Short problem: Go through the listing below and gather every line with the word "invokeForRequest".

Given records:
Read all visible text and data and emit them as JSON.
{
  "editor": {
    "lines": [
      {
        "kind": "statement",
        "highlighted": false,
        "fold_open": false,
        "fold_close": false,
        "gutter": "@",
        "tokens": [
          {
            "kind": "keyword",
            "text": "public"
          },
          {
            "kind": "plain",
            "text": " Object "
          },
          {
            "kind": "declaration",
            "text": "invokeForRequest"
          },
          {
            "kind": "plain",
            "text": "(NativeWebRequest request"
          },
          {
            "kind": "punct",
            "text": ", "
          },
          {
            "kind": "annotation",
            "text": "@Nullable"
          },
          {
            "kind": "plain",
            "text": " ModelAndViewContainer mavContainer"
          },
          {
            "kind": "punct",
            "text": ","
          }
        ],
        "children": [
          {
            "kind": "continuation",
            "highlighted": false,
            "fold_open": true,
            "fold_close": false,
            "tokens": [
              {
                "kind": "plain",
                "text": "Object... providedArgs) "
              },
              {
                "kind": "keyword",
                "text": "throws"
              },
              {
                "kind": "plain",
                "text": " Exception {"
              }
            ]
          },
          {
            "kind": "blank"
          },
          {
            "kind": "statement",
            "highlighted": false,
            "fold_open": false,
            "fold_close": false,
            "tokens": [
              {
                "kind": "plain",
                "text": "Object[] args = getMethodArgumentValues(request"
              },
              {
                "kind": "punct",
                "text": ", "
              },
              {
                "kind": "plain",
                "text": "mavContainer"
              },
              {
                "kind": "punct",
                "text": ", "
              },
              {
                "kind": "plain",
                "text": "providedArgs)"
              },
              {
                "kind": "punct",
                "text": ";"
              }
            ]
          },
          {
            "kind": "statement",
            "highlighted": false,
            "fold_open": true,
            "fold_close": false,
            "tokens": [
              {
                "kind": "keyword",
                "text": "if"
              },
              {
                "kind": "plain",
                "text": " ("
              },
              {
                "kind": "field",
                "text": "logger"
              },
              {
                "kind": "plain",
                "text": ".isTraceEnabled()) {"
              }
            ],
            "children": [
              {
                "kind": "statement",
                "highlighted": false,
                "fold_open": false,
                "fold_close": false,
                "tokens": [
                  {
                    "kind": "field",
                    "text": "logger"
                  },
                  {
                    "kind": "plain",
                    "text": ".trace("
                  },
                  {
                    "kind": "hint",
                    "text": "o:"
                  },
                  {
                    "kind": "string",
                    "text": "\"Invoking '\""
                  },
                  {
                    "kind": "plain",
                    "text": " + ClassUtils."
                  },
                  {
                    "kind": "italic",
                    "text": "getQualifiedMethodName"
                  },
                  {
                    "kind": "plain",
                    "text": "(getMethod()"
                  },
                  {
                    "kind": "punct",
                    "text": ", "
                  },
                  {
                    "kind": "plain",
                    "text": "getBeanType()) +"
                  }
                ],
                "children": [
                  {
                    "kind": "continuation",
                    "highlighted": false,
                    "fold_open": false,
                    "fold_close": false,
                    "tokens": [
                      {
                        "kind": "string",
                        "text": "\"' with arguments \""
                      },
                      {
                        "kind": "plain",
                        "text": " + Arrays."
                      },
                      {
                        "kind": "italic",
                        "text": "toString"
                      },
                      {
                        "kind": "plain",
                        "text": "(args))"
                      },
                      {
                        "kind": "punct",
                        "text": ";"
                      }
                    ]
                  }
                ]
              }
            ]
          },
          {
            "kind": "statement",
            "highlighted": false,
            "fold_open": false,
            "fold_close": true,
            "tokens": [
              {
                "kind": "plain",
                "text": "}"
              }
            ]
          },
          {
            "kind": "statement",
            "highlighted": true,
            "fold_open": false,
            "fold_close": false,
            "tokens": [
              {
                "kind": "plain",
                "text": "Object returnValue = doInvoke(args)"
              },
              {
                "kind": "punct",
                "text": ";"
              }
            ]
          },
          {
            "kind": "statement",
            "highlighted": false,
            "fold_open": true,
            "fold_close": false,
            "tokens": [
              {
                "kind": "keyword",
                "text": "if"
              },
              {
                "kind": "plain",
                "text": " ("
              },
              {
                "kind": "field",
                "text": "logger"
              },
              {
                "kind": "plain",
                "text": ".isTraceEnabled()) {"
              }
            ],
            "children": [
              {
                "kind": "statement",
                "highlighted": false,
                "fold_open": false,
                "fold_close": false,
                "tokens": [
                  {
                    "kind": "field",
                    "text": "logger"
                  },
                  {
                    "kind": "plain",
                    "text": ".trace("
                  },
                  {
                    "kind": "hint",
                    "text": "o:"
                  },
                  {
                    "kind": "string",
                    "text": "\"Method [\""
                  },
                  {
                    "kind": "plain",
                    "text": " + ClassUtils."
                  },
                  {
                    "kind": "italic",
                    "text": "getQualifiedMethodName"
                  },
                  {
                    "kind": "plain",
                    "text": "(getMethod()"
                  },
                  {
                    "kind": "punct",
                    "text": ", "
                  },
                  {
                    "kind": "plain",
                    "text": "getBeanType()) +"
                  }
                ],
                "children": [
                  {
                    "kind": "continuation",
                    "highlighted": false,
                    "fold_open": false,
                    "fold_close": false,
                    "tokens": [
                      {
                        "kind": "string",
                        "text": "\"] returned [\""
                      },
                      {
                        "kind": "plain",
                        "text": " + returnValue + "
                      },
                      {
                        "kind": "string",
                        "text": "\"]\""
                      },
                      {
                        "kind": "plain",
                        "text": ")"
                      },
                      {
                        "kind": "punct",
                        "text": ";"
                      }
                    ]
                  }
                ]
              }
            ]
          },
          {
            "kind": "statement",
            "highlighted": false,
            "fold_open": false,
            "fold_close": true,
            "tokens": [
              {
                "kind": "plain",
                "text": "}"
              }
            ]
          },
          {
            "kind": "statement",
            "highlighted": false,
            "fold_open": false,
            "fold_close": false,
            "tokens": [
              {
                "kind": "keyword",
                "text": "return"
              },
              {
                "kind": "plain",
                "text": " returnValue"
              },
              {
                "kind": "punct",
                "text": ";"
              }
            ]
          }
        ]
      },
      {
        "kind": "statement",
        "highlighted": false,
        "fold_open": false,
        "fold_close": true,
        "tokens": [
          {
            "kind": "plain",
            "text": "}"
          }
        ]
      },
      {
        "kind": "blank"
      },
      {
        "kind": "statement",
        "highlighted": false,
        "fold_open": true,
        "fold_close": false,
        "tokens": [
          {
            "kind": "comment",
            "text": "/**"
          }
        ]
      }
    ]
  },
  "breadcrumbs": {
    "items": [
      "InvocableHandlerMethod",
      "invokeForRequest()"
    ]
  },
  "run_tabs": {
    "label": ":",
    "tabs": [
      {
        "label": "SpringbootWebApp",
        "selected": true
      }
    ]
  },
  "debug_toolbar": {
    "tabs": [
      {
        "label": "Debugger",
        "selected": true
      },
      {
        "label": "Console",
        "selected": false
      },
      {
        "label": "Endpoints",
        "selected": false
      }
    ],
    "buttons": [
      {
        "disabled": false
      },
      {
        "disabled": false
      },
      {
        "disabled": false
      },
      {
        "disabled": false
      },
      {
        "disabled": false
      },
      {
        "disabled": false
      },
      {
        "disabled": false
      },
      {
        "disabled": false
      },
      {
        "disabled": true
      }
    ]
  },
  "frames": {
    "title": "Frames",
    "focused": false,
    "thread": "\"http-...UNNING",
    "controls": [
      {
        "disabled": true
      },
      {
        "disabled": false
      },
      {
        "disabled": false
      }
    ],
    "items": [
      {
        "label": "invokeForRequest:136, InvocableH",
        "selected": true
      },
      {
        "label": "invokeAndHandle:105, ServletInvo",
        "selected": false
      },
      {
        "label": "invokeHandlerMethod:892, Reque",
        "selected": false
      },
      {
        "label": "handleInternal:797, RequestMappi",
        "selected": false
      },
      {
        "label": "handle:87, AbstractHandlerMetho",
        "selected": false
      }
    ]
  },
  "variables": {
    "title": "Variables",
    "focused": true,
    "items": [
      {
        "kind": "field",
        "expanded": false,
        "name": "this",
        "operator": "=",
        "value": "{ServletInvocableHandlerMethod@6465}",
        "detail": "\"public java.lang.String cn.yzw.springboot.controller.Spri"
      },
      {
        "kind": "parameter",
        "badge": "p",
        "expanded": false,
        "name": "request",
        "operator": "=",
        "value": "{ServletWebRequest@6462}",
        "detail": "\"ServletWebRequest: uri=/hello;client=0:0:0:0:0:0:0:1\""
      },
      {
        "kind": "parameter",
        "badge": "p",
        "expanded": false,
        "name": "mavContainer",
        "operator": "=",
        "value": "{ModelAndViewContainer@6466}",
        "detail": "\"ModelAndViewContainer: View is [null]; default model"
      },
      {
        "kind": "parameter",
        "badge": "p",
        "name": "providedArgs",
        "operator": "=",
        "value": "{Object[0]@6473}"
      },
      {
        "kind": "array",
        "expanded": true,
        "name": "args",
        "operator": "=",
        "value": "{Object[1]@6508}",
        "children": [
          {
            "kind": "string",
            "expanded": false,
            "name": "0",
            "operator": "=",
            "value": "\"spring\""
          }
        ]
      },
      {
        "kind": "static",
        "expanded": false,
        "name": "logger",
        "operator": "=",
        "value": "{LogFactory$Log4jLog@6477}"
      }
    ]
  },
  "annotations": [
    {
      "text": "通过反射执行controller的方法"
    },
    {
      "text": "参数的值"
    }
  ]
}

Answer:
            "text": "invokeForRequest"
      "invokeForRequest()"
        "label": "invokeForRequest:136, InvocableH",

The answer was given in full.